◆ **SUPPLIED PASSAGE**:
···
# IT is about time !!!!



## truck (Apr 12, 2004)

RAIN, seems like it has been forever I will be out on the river for sure this weekend


----------



## LittleMiamiJeff (Oct 1, 2005)

HA! What rain?  
I was on the river, stinko! 
LMJ


----------



## catking (Apr 5, 2004)

Looks like you are a week early with this thread.... ...this weekend looks like rain for sure...good luck good buddy....DA KING !!!


----------



## creekwalker (May 23, 2004)

Yeah, I just wish it would have rained on one of the upcoming cold nights, like a high forties night with rain through the night. Might get the water temps down a little quicker.

CW


----------



## truck (Apr 12, 2004)

Yea going on a little road trip this weekend,maybe I can get something to hit Don't realy care what it is just need a fish at the end of the line


----------



## Mean Morone (Apr 12, 2004)

Hey Truck, maybe the Gaspergoo are biting.


----------



## Daveo76 (Apr 14, 2004)

Uh oh,,,,not again


----------



## truck (Apr 12, 2004)

Mean Morone said:


> Hey Truck, maybe the Gaspergoo are biting.


LOL  !!!!!!!!!!


----------
···
◆ **Collection entries**:

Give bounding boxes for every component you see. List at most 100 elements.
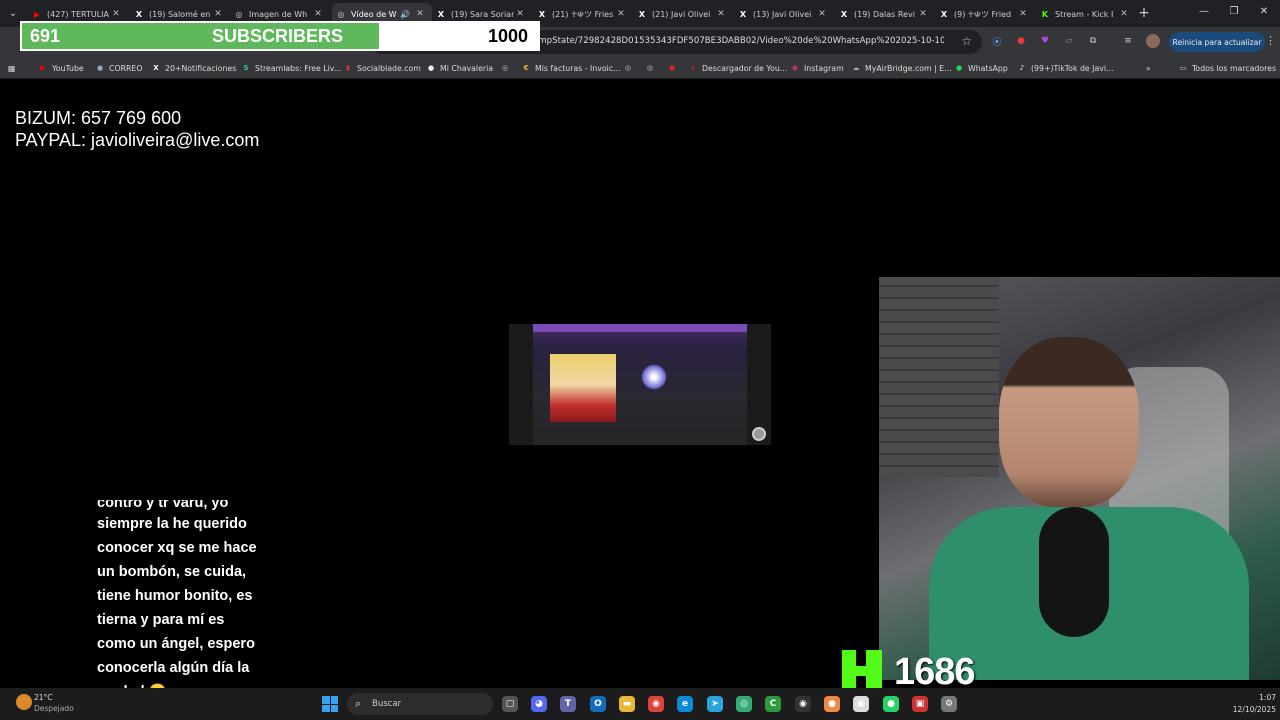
- bookmark-item[interactable]: ☁ MyAirBridge.com | E...: [851, 60, 952, 76]
- obs-icon[interactable]: ◉: [795, 696, 811, 712]
- update-button[interactable]: Reinicia para actualizar: [1169, 32, 1265, 52]
- chat-line: conocerla algún día la: [97, 660, 250, 676]
- x-icon: X: [940, 9, 948, 19]
- bookmark-label: CORREO: [109, 63, 143, 73]
- tab-title: (19) Salomé en: [149, 9, 211, 19]
- whatsapp-taskbar-icon[interactable]: ●: [883, 696, 899, 712]
- new-tab-button[interactable]: +: [1137, 5, 1151, 21]
- bookmark-item[interactable]: € Mis facturas - Invoic...: [521, 60, 621, 76]
- bizum-text: BIZUM: 657 769 600: [15, 108, 182, 128]
- streamer-head: [999, 337, 1139, 507]
- globe-icon: ◎: [337, 9, 345, 19]
- extension-icon[interactable]: ●: [1014, 34, 1028, 48]
- close-tab-icon[interactable]: ✕: [212, 9, 224, 19]
- globe-icon: ◎: [235, 9, 243, 19]
- snipping-icon[interactable]: ▣: [912, 696, 928, 712]
- close-tab-icon[interactable]: ✕: [715, 9, 727, 19]
- extensions-puzzle-icon[interactable]: ⧉: [1086, 34, 1100, 48]
- weather-description: Despejado: [34, 704, 74, 713]
- tab-title: (9) ☥☫ツ Fried: [954, 9, 1012, 19]
- bookmark-item[interactable]: ↓ Descargador de You...: [688, 60, 787, 76]
- tab-title: Imagen de Wh: [249, 9, 308, 19]
- settings-icon[interactable]: ⚙: [941, 696, 957, 712]
- weather-icon[interactable]: [16, 694, 32, 710]
- extension-icon[interactable]: ♥: [1038, 34, 1052, 48]
- network-icon[interactable]: ◎: [736, 696, 752, 712]
- speaker-icon[interactable]: 🔊: [400, 10, 410, 19]
- camtasia-icon[interactable]: C: [765, 696, 781, 712]
- bookmark-item[interactable]: ● Mi Chavaleria: [426, 60, 493, 76]
- chat-line: un bombón, se cuida,: [97, 564, 247, 580]
- bookmark-item[interactable]: ♪ (99+)TikTok de Javi...: [1017, 60, 1114, 76]
- thumbnail-frame: [533, 324, 747, 445]
- apps-grid-icon[interactable]: ▦: [8, 60, 15, 76]
- bookmark-item[interactable]: ◎: [500, 60, 514, 76]
- close-tab-icon[interactable]: ✕: [1017, 9, 1029, 19]
- tab-search-icon[interactable]: ⌄: [4, 4, 22, 22]
- close-tab-icon[interactable]: ✕: [514, 9, 526, 19]
- reading-list-icon[interactable]: ≡: [1121, 34, 1135, 48]
- bookmark-item[interactable]: ●: [667, 60, 681, 76]
- video-thumbnail[interactable]: [509, 324, 771, 445]
- bookmark-item[interactable]: ▶ YouTube: [38, 60, 83, 76]
- close-window-icon[interactable]: ✕: [1257, 6, 1271, 20]
- tab[interactable]: X (21) ☥☫ツ Fries ✕: [533, 3, 633, 25]
- bookmark-item[interactable]: X 20+Notificaciones: [151, 60, 236, 76]
- clock-date[interactable]: 12/10/2025: [1216, 705, 1276, 714]
- extension-icon[interactable]: ⦿: [990, 34, 1004, 48]
- bookmark-label: MyAirBridge.com | E...: [865, 63, 952, 73]
- tab[interactable]: X (13) Javi Olivei ✕: [734, 3, 834, 25]
- search-icon: ⌕: [355, 697, 362, 710]
- bookmark-item[interactable]: ● WhatsApp: [954, 60, 1008, 76]
- bookmark-item[interactable]: ◎: [623, 60, 637, 76]
- app-icon[interactable]: ●: [824, 696, 840, 712]
- chrome-icon[interactable]: ◉: [648, 696, 664, 712]
- mail-icon: ●: [96, 64, 104, 72]
- close-tab-icon[interactable]: ✕: [110, 9, 122, 19]
- thumbnail-strip: [533, 324, 747, 332]
- teams-icon[interactable]: T: [560, 696, 576, 712]
- tiktok-icon: ♪: [1019, 64, 1025, 72]
- close-tab-icon[interactable]: ✕: [816, 9, 828, 19]
- all-bookmarks-folder[interactable]: ▭ Todos los marcadores: [1178, 60, 1276, 76]
- bookmark-item[interactable]: S Streamlabs: Free Liv...: [241, 60, 341, 76]
- bookmark-item[interactable]: ▮ Socialblade.com: [343, 60, 421, 76]
- clock-time[interactable]: 1:07: [1226, 693, 1276, 702]
- thumbnail-button-icon[interactable]: [752, 427, 766, 441]
- restore-icon[interactable]: ❐: [1227, 6, 1241, 20]
- bookmark-item[interactable]: ◉ Instagram: [790, 60, 844, 76]
- taskbar: 21°C Despejado ⌕ Buscar ▢ ◕ T O ▬ ◉ e ➤ ◎ C ◉ ● ◉ ● ▣ ⚙…: [0, 688, 1280, 720]
- chat-line: conocer xq se me hace: [97, 540, 257, 556]
- bookmark-star-icon[interactable]: ☆: [961, 34, 972, 48]
- microphone: [1039, 507, 1109, 637]
- bookmark-item[interactable]: ◎: [645, 60, 659, 76]
- close-tab-icon[interactable]: ✕: [615, 9, 627, 19]
- tab-title: (427) TERTULIA: [47, 9, 110, 19]
- discord-icon[interactable]: ◕: [531, 696, 547, 712]
- tab[interactable]: K Stream - Kick I ✕: [1036, 3, 1136, 25]
- tab[interactable]: X (21) Javi Olivei ✕: [633, 3, 733, 25]
- media-icon[interactable]: ◉: [853, 696, 869, 712]
- start-button[interactable]: [322, 696, 338, 712]
- bookmark-label: 20+Notificaciones: [165, 63, 237, 73]
- outlook-icon[interactable]: O: [590, 696, 606, 712]
- close-tab-icon[interactable]: ✕: [312, 9, 324, 19]
- file-explorer-icon[interactable]: ▬: [619, 696, 635, 712]
- more-menu-icon[interactable]: ⋮: [1265, 34, 1276, 47]
- flag-icon: ●: [668, 64, 676, 72]
- profile-avatar[interactable]: [1146, 34, 1160, 48]
- taskbar-search[interactable]: ⌕ Buscar: [347, 693, 493, 715]
- tab[interactable]: X (9) ☥☫ツ Fried ✕: [935, 3, 1035, 25]
- minimize-icon[interactable]: —: [1197, 6, 1211, 20]
- edge-icon[interactable]: e: [677, 696, 693, 712]
- more-bookmarks-icon[interactable]: »: [1146, 60, 1151, 76]
- close-tab-icon[interactable]: ✕: [414, 9, 426, 19]
- extension-icon[interactable]: ▱: [1062, 34, 1076, 48]
- close-tab-icon[interactable]: ✕: [1118, 9, 1130, 19]
- tab-title: (21) ☥☫ツ Fries: [552, 9, 614, 19]
- close-tab-icon[interactable]: ✕: [917, 9, 929, 19]
- telegram-icon[interactable]: ➤: [707, 696, 723, 712]
- bookmark-item[interactable]: ● CORREO: [95, 60, 143, 76]
- tab[interactable]: X (19) Dalas Revi ✕: [835, 3, 935, 25]
- task-view-icon[interactable]: ▢: [502, 696, 518, 712]
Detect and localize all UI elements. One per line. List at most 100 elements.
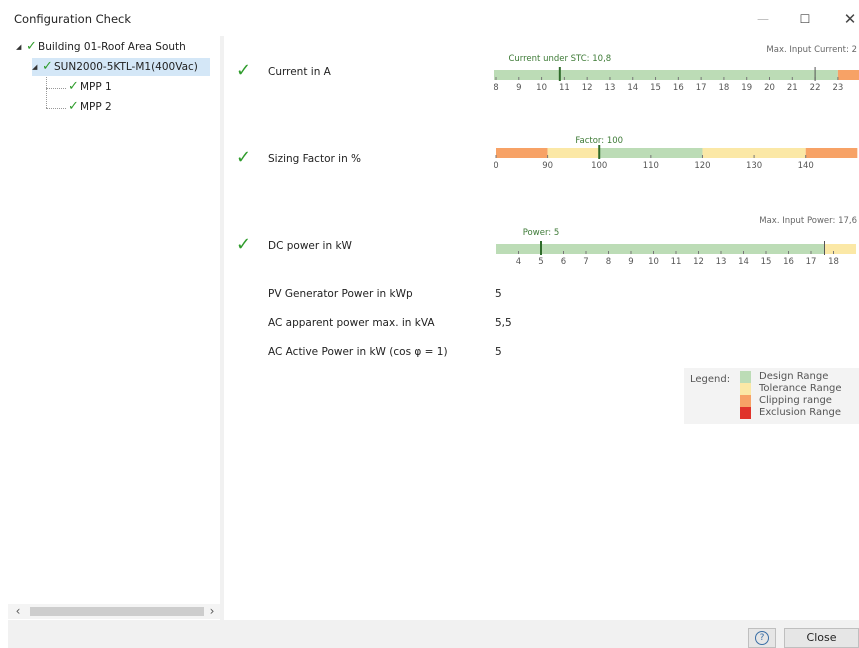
check-results-panel: ✓ Current in A 8 9 10 11 12 13 14 15 16 17 18 19 20 2… <box>224 36 859 620</box>
axis-tick-label: 17 <box>696 83 707 93</box>
axis-tick-label: 14 <box>627 83 638 93</box>
axis-tick-label: 15 <box>650 83 661 93</box>
axis-tick-label: 7 <box>583 257 588 267</box>
check-label-current: Current in A <box>268 66 331 78</box>
value-marker <box>598 145 601 159</box>
range-segment-design <box>494 70 838 80</box>
close-icon[interactable]: ✕ <box>835 8 859 30</box>
axis-tick-label: 4 <box>516 257 521 267</box>
axis-tick-label: 18 <box>719 83 730 93</box>
value-marker <box>540 241 542 255</box>
legend-label: Clipping range <box>759 395 832 406</box>
range-chart-sizing-factor: 0 90 100 110 120 130 140 Factor: 100 <box>494 132 859 182</box>
axis-tick-label: 16 <box>673 83 684 93</box>
legend-swatch-tolerance <box>740 383 751 395</box>
axis-tick-label: 16 <box>783 257 794 267</box>
range-chart-dc-power: 4 5 6 7 8 9 10 11 12 13 14 15 16 17 18 Power: 5 Max. Inp… <box>494 210 859 270</box>
value-marker-label: Current under STC: 10,8 <box>508 54 611 64</box>
axis-tick-label: 130 <box>746 161 762 171</box>
help-icon: ? <box>755 631 769 645</box>
range-segment-clipping <box>805 148 858 158</box>
axis-tick-label: 120 <box>694 161 710 171</box>
collapse-arrow-icon[interactable]: ◢ <box>32 58 42 76</box>
legend-label: Exclusion Range <box>759 407 841 418</box>
legend: Legend: Design Range Tolerance Range Cli… <box>684 368 859 424</box>
axis-tick-label: 9 <box>628 257 633 267</box>
limit-marker <box>814 67 816 81</box>
axis-tick-label: 6 <box>561 257 566 267</box>
value-marker-label: Power: 5 <box>523 228 560 238</box>
scrollbar-thumb[interactable] <box>30 607 204 616</box>
axis-tick-label: 22 <box>810 83 821 93</box>
check-icon: ✓ <box>68 99 79 114</box>
close-button[interactable]: Close <box>784 628 859 648</box>
property-value: 5 <box>495 288 502 300</box>
range-segment-tolerance <box>547 148 600 158</box>
axis-tick-label: 10 <box>648 257 659 267</box>
axis-tick-label: 90 <box>542 161 553 171</box>
property-label: AC Active Power in kW (cos φ = 1) <box>268 346 448 358</box>
check-ok-icon: ✓ <box>236 60 252 81</box>
property-value: 5 <box>495 346 502 358</box>
scroll-left-icon[interactable]: ‹ <box>10 604 26 619</box>
axis-tick-label: 140 <box>798 161 814 171</box>
collapse-arrow-icon[interactable]: ◢ <box>16 38 26 56</box>
axis-tick-label: 13 <box>605 83 616 93</box>
axis-tick-label: 12 <box>582 83 593 93</box>
axis-tick-label: 20 <box>764 83 775 93</box>
axis-tick-label: 15 <box>761 257 772 267</box>
tree-node-label: Building 01-Roof Area South <box>38 41 186 53</box>
value-marker <box>558 67 561 81</box>
legend-swatch-design <box>740 371 751 383</box>
check-icon: ✓ <box>42 59 53 74</box>
axis-tick-label: 0 <box>494 161 499 171</box>
maximize-icon[interactable]: ☐ <box>790 8 820 30</box>
property-label: PV Generator Power in kWp <box>268 288 413 300</box>
check-label-dc-power: DC power in kW <box>268 240 352 252</box>
title-bar: Configuration Check — ☐ ✕ <box>0 0 859 36</box>
minimize-icon[interactable]: — <box>748 8 778 30</box>
tree-horizontal-scrollbar[interactable]: ‹ › <box>8 604 220 619</box>
axis-tick-label: 21 <box>787 83 798 93</box>
tree-node-building[interactable]: ◢ ✓Building 01-Roof Area South <box>16 38 186 56</box>
value-marker-label: Factor: 100 <box>575 136 623 146</box>
check-label-sizing-factor: Sizing Factor in % <box>268 153 362 165</box>
legend-swatch-clipping <box>740 395 751 407</box>
scroll-right-icon[interactable]: › <box>204 604 220 619</box>
footer-bar <box>0 620 859 648</box>
axis-tick-label: 19 <box>741 83 752 93</box>
range-segment-clipping <box>496 148 548 158</box>
axis-tick-label: 18 <box>828 257 839 267</box>
axis-tick-label: 17 <box>806 257 817 267</box>
tree-node-inverter[interactable]: ◢ ✓SUN2000-5KTL-M1(400Vac) <box>32 58 210 76</box>
range-chart-current: 8 9 10 11 12 13 14 15 16 17 18 19 20 21 22 23 Current un… <box>494 44 859 104</box>
axis-tick-label: 14 <box>738 257 749 267</box>
limit-label: Max. Input Current: 2 <box>766 45 857 55</box>
help-button[interactable]: ? <box>748 628 776 648</box>
legend-swatch-exclusion <box>740 407 751 419</box>
property-value: 5,5 <box>495 317 512 329</box>
tree-node-label: SUN2000-5KTL-M1(400Vac) <box>54 61 198 73</box>
range-segment-tolerance <box>824 244 856 254</box>
legend-label: Design Range <box>759 371 829 382</box>
check-ok-icon: ✓ <box>236 147 252 168</box>
axis-tick-label: 10 <box>536 83 547 93</box>
project-tree: ◢ ✓Building 01-Roof Area South ◢ ✓SUN2000-… <box>8 36 220 622</box>
legend-label: Tolerance Range <box>759 383 842 394</box>
window-title: Configuration Check <box>14 12 132 26</box>
tree-node-label: MPP 2 <box>80 101 112 113</box>
axis-tick-label: 8 <box>494 83 499 93</box>
tree-node-mpp1[interactable]: ✓MPP 1 <box>68 78 112 96</box>
tree-node-mpp2[interactable]: ✓MPP 2 <box>68 98 112 116</box>
legend-title: Legend: <box>690 374 731 385</box>
range-segment-clipping <box>837 70 859 80</box>
property-label: AC apparent power max. in kVA <box>268 317 435 329</box>
check-icon: ✓ <box>26 39 37 54</box>
axis-tick-label: 11 <box>671 257 682 267</box>
axis-tick-label: 23 <box>832 83 843 93</box>
axis-tick-label: 9 <box>516 83 521 93</box>
limit-label: Max. Input Power: 17,6 <box>759 216 857 226</box>
axis-tick-label: 13 <box>716 257 727 267</box>
check-ok-icon: ✓ <box>236 234 252 255</box>
axis-tick-label: 5 <box>538 257 543 267</box>
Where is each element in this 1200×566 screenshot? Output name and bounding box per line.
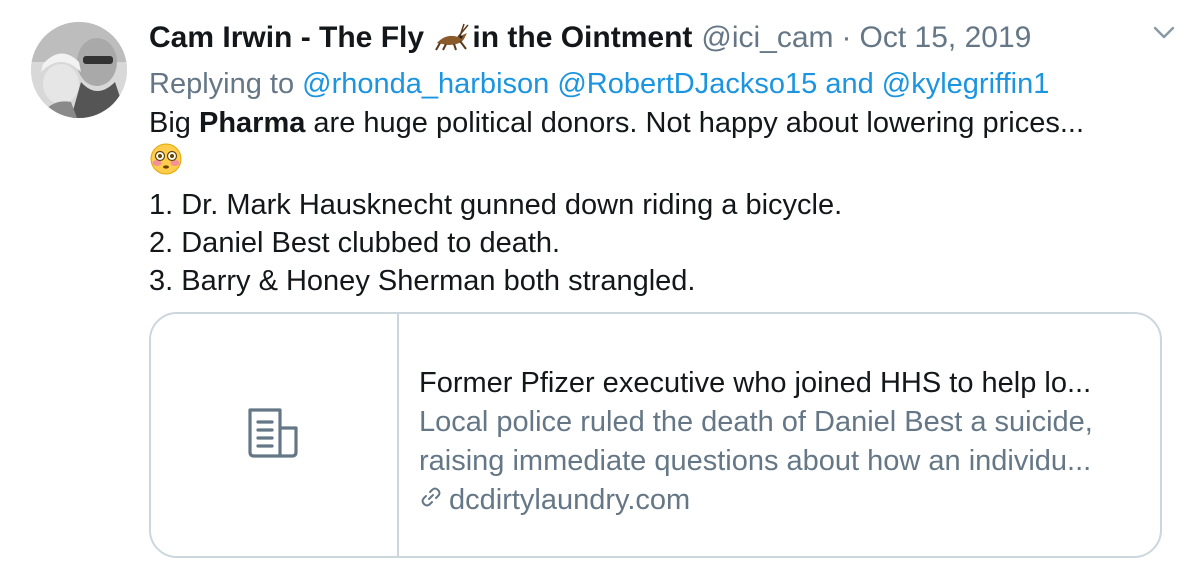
tweet-text-suffix: are huge political donors. Not happy abo… — [305, 107, 1084, 139]
chevron-down-icon[interactable] — [1153, 26, 1175, 45]
tweet-date[interactable]: Oct 15, 2019 — [860, 18, 1032, 58]
and-others-label[interactable]: and — [825, 68, 873, 100]
link-card[interactable]: Former Pfizer executive who joined HHS t… — [149, 312, 1162, 558]
list-item: 1. Dr. Mark Hausknecht gunned down ridin… — [149, 189, 843, 221]
tweet-text-line: Big Pharma are huge political donors. No… — [149, 104, 1159, 142]
card-description: Local police ruled the death of Daniel B… — [419, 406, 1093, 438]
mention-link[interactable]: @rhonda_harbison — [302, 68, 549, 100]
display-name-text: Cam Irwin - The Fly — [149, 21, 425, 54]
replying-to: Replying to @rhonda_harbison @RobertDJac… — [149, 65, 1159, 103]
card-domain-text: dcdirtylaundry.com — [449, 484, 691, 516]
cricket-icon — [434, 22, 470, 62]
tweet-text: Big Pharma are huge political donors. No… — [149, 104, 1159, 300]
avatar-image — [31, 22, 127, 118]
document-icon — [246, 406, 302, 465]
link-icon — [419, 481, 449, 520]
card-description: raising immediate questions about how an… — [419, 445, 1092, 477]
separator-dot: · — [841, 21, 852, 54]
card-media — [151, 314, 399, 556]
tweet-header: Cam Irwin - The Fly in the Ointment @ici… — [149, 18, 1159, 62]
tweet-content: Cam Irwin - The Fly in the Ointment @ici… — [149, 18, 1175, 300]
list-item: 2. Daniel Best clubbed to death. — [149, 227, 561, 259]
card-title: Former Pfizer executive who joined HHS t… — [419, 367, 1092, 399]
tweet-text-prefix: Big — [149, 107, 199, 139]
user-handle[interactable]: @ici_cam — [701, 18, 833, 58]
mention-link[interactable]: @RobertDJackso15 — [557, 68, 817, 100]
replying-to-label: Replying to — [149, 68, 295, 100]
tweet[interactable]: Cam Irwin - The Fly in the Ointment @ici… — [0, 0, 1200, 566]
avatar[interactable] — [31, 22, 127, 118]
display-name-suffix: in the Ointment — [472, 21, 693, 54]
flushed-face-icon — [149, 142, 183, 186]
list-item: 3. Barry & Honey Sherman both strangled. — [149, 265, 696, 297]
tweet-emoji-line — [149, 142, 1159, 186]
mention-link[interactable]: @kylegriffin1 — [882, 68, 1050, 100]
display-name[interactable]: Cam Irwin - The Fly in the Ointment — [149, 18, 692, 62]
card-domain: dcdirtylaundry.com — [419, 481, 1093, 520]
tweet-text-bold: Pharma — [198, 107, 306, 139]
card-text: Former Pfizer executive who joined HHS t… — [399, 314, 1093, 556]
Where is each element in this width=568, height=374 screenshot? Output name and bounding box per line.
···
◆ **TASKS TO COMPLETE**:
1. List every distinct username that appears as a poster in the forum thread, counting each name once.
2. From the collection entries, duplicate the lines verbatim, beginning at the line that contains "check-results-panel: ✓ Current" and stopping after the line that contains "value-marker <box>540 241 542 255</box>".
The forum thread and the collection entries are unrelated to each other.

◆ **REPLIES**:
1.
truck
LittleMiamiJeff
catking
creekwalker
Mean Morone
Daveo76

2.
check-results-panel: ✓ Current in A 8 9 10 11 12 13 14 15 16 17 18 19 20 2… <box>224 36 859 620</box>
axis-tick-label: 17 <box>696 83 707 93</box>
axis-tick-label: 14 <box>627 83 638 93</box>
axis-tick-label: 15 <box>650 83 661 93</box>
axis-tick-label: 7 <box>583 257 588 267</box>
check-label-current: Current in A <box>268 66 331 78</box>
value-marker <box>598 145 601 159</box>
range-segment-design <box>494 70 838 80</box>
close-icon[interactable]: ✕ <box>835 8 859 30</box>
axis-tick-label: 4 <box>516 257 521 267</box>
axis-tick-label: 18 <box>719 83 730 93</box>
value-marker <box>540 241 542 255</box>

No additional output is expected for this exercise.